══ Given data ══
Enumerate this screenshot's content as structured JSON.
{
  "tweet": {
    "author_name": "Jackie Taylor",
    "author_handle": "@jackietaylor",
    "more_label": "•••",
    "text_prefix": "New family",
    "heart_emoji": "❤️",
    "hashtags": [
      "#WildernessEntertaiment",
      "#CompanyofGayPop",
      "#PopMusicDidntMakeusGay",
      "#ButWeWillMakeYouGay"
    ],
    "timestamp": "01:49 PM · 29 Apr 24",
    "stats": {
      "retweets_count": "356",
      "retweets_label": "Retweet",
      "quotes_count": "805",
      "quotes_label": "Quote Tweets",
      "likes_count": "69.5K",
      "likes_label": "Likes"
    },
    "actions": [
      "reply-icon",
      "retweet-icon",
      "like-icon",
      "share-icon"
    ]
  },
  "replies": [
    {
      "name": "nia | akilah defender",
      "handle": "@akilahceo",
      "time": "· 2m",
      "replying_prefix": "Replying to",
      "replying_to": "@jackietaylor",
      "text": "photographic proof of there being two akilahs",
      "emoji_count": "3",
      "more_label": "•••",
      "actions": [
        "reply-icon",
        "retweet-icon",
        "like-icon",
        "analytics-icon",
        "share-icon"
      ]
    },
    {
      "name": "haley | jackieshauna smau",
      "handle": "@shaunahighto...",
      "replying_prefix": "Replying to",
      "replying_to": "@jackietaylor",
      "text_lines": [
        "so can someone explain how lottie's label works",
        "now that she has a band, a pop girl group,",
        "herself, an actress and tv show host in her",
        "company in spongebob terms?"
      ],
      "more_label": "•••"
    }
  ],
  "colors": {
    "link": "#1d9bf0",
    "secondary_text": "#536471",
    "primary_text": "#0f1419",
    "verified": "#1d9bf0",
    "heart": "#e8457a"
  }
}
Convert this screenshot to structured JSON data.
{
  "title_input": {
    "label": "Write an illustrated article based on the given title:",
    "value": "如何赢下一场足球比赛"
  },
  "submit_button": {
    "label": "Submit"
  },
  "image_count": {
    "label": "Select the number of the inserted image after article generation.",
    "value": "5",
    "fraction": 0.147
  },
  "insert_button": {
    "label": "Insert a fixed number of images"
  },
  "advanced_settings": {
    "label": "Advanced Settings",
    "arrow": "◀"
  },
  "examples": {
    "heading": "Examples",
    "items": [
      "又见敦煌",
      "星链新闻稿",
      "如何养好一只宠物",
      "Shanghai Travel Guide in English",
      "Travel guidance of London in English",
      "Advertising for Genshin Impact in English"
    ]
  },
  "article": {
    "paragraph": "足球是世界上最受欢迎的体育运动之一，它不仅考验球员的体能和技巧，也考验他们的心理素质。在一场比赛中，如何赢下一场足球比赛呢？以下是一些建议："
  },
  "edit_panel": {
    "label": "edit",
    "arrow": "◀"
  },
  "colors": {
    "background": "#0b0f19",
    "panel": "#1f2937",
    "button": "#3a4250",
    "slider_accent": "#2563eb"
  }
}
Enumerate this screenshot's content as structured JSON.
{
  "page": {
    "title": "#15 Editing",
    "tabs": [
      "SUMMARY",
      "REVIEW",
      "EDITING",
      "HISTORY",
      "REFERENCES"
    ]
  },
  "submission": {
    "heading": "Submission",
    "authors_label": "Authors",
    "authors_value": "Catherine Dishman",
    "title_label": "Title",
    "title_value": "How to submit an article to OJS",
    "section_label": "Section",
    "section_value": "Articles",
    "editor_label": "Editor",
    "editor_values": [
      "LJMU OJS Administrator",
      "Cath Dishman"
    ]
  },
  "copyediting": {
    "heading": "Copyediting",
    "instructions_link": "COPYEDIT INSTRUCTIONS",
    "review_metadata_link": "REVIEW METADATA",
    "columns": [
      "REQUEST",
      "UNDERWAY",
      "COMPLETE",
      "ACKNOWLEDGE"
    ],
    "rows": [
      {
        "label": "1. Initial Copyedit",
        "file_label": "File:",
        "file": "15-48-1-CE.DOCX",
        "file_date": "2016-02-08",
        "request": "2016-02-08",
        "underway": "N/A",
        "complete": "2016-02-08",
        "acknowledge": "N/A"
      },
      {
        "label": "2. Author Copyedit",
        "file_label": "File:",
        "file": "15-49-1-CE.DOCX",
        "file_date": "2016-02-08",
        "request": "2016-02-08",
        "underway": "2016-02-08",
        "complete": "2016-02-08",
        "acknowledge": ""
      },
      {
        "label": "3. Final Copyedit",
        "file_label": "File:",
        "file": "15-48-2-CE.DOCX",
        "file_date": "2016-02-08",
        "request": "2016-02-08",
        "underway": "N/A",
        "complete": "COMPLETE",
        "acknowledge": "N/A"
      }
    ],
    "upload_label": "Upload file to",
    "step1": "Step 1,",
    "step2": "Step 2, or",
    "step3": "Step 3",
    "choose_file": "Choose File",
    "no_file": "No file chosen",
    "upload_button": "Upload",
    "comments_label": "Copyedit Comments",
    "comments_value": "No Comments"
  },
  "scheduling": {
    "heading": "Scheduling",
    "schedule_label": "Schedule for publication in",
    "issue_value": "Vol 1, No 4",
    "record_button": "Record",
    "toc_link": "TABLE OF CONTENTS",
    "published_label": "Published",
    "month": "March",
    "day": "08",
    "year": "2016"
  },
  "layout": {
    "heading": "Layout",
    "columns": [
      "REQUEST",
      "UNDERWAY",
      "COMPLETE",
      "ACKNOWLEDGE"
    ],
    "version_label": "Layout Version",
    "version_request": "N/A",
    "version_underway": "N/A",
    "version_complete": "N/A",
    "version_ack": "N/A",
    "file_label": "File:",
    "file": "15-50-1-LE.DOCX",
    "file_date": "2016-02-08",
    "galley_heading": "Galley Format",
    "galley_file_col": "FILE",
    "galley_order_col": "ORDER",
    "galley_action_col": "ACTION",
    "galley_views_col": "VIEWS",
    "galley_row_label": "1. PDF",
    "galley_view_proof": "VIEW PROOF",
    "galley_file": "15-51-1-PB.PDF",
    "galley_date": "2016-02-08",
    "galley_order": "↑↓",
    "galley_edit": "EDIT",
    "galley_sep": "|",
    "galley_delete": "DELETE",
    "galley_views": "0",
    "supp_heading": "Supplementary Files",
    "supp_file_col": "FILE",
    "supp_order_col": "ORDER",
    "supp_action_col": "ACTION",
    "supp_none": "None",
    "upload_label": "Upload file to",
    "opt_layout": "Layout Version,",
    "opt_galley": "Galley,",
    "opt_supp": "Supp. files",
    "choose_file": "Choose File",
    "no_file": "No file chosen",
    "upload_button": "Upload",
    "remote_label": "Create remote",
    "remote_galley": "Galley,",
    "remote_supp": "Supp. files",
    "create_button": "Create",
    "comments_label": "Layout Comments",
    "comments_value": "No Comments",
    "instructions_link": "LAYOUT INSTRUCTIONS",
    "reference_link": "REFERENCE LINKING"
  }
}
═══
### Exercise details
Copy out each line exactly.

### Solution for this task
Enumerate this screenshot's content as structured JSON.
{
  "tweet": {
    "author_name": "Jackie Taylor",
    "author_handle": "@jackietaylor",
    "more_label": "•••",
    "text_prefix": "New family",
    "heart_emoji": "❤️",
    "hashtags": [
      "#WildernessEntertaiment",
      "#CompanyofGayPop",
      "#PopMusicDidntMakeusGay",
      "#ButWeWillMakeYouGay"
    ],
    "timestamp": "01:49 PM · 29 Apr 24",
    "stats": {
      "retweets_count": "356",
      "retweets_label": "Retweet",
      "quotes_count": "805",
      "quotes_label": "Quote Tweets",
      "likes_count": "69.5K",
      "likes_label": "Likes"
    },
    "actions": [
      "reply-icon",
      "retweet-icon",
      "like-icon",
      "share-icon"
    ]
  },
  "replies": [
    {
      "name": "nia | akilah defender",
      "handle": "@akilahceo",
      "time": "· 2m",
      "replying_prefix": "Replying to",
      "replying_to": "@jackietaylor",
      "text": "photographic proof of there being two akilahs",
      "emoji_count": "3",
      "more_label": "•••",
      "actions": [
        "reply-icon",
        "retweet-icon",
        "like-icon",
        "analytics-icon",
        "share-icon"
      ]
    },
    {
      "name": "haley | jackieshauna smau",
      "handle": "@shaunahighto...",
      "replying_prefix": "Replying to",
      "replying_to": "@jackietaylor",
      "text_lines": [
        "so can someone explain how lottie's label works",
        "now that she has a band, a pop girl group,",
        "herself, an actress and tv show host in her",
        "company in spongebob terms?"
      ],
      "more_label": "•••"
    }
  ],
  "colors": {
    "link": "#1d9bf0",
    "secondary_text": "#536471",
    "primary_text": "#0f1419",
    "verified": "#1d9bf0",
    "heart": "#e8457a"
  }
}
Convert this screenshot to structured JSON data.
{
  "title_input": {
    "label": "Write an illustrated article based on the given title:",
    "value": "如何赢下一场足球比赛"
  },
  "submit_button": {
    "label": "Submit"
  },
  "image_count": {
    "label": "Select the number of the inserted image after article generation.",
    "value": "5",
    "fraction": 0.147
  },
  "insert_button": {
    "label": "Insert a fixed number of images"
  },
  "advanced_settings": {
    "label": "Advanced Settings",
    "arrow": "◀"
  },
  "examples": {
    "heading": "Examples",
    "items": [
      "又见敦煌",
      "星链新闻稿",
      "如何养好一只宠物",
      "Shanghai Travel Guide in English",
      "Travel guidance of London in English",
      "Advertising for Genshin Impact in English"
    ]
  },
  "article": {
    "paragraph": "足球是世界上最受欢迎的体育运动之一，它不仅考验球员的体能和技巧，也考验他们的心理素质。在一场比赛中，如何赢下一场足球比赛呢？以下是一些建议："
  },
  "edit_panel": {
    "label": "edit",
    "arrow": "◀"
  },
  "colors": {
    "background": "#0b0f19",
    "panel": "#1f2937",
    "button": "#3a4250",
    "slider_accent": "#2563eb"
  }
}
Enumerate this screenshot's content as structured JSON.
{
  "page": {
    "title": "#15 Editing",
    "tabs": [
      "SUMMARY",
      "REVIEW",
      "EDITING",
      "HISTORY",
      "REFERENCES"
    ]
  },
  "submission": {
    "heading": "Submission",
    "authors_label": "Authors",
    "authors_value": "Catherine Dishman",
    "title_label": "Title",
    "title_value": "How to submit an article to OJS",
    "section_label": "Section",
    "section_value": "Articles",
    "editor_label": "Editor",
    "editor_values": [
      "LJMU OJS Administrator",
      "Cath Dishman"
    ]
  },
  "copyediting": {
    "heading": "Copyediting",
    "instructions_link": "COPYEDIT INSTRUCTIONS",
    "review_metadata_link": "REVIEW METADATA",
    "columns": [
      "REQUEST",
      "UNDERWAY",
      "COMPLETE",
      "ACKNOWLEDGE"
    ],
    "rows": [
      {
        "label": "1. Initial Copyedit",
        "file_label": "File:",
        "file": "15-48-1-CE.DOCX",
        "file_date": "2016-02-08",
        "request": "2016-02-08",
        "underway": "N/A",
        "complete": "2016-02-08",
        "acknowledge": "N/A"
      },
      {
        "label": "2. Author Copyedit",
        "file_label": "File:",
        "file": "15-49-1-CE.DOCX",
        "file_date": "2016-02-08",
        "request": "2016-02-08",
        "underway": "2016-02-08",
        "complete": "2016-02-08",
        "acknowledge": ""
      },
      {
        "label": "3. Final Copyedit",
        "file_label": "File:",
        "file": "15-48-2-CE.DOCX",
        "file_date": "2016-02-08",
        "request": "2016-02-08",
        "underway": "N/A",
        "complete": "COMPLETE",
        "acknowledge": "N/A"
      }
    ],
    "upload_label": "Upload file to",
    "step1": "Step 1,",
    "step2": "Step 2, or",
    "step3": "Step 3",
    "choose_file": "Choose File",
    "no_file": "No file chosen",
    "upload_button": "Upload",
    "comments_label": "Copyedit Comments",
    "comments_value": "No Comments"
  },
  "scheduling": {
    "heading": "Scheduling",
    "schedule_label": "Schedule for publication in",
    "issue_value": "Vol 1, No 4",
    "record_button": "Record",
    "toc_link": "TABLE OF CONTENTS",
    "published_label": "Published",
    "month": "March",
    "day": "08",
    "year": "2016"
  },
  "layout": {
    "heading": "Layout",
    "columns": [
      "REQUEST",
      "UNDERWAY",
      "COMPLETE",
      "ACKNOWLEDGE"
    ],
    "version_label": "Layout Version",
    "version_request": "N/A",
    "version_underway": "N/A",
    "version_complete": "N/A",
    "version_ack": "N/A",
    "file_label": "File:",
    "file": "15-50-1-LE.DOCX",
    "file_date": "2016-02-08",
    "galley_heading": "Galley Format",
    "galley_file_col": "FILE",
    "galley_order_col": "ORDER",
    "galley_action_col": "ACTION",
    "galley_views_col": "VIEWS",
    "galley_row_label": "1. PDF",
    "galley_view_proof": "VIEW PROOF",
    "galley_file": "15-51-1-PB.PDF",
    "galley_date": "2016-02-08",
    "galley_order": "↑↓",
    "galley_edit": "EDIT",
    "galley_sep": "|",
    "galley_delete": "DELETE",
    "galley_views": "0",
    "supp_heading": "Supplementary Files",
    "supp_file_col": "FILE",
    "supp_order_col": "ORDER",
    "supp_action_col": "ACTION",
    "supp_none": "None",
    "upload_label": "Upload file to",
    "opt_layout": "Layout Version,",
    "opt_galley": "Galley,",
    "opt_supp": "Supp. files",
    "choose_file": "Choose File",
    "no_file": "No file chosen",
    "upload_button": "Upload",
    "remote_label": "Create remote",
    "remote_galley": "Galley,",
    "remote_supp": "Supp. files",
    "create_button": "Create",
    "comments_label": "Layout Comments",
    "comments_value": "No Comments",
    "instructions_link": "LAYOUT INSTRUCTIONS",
    "reference_link": "REFERENCE LINKING"
  }
}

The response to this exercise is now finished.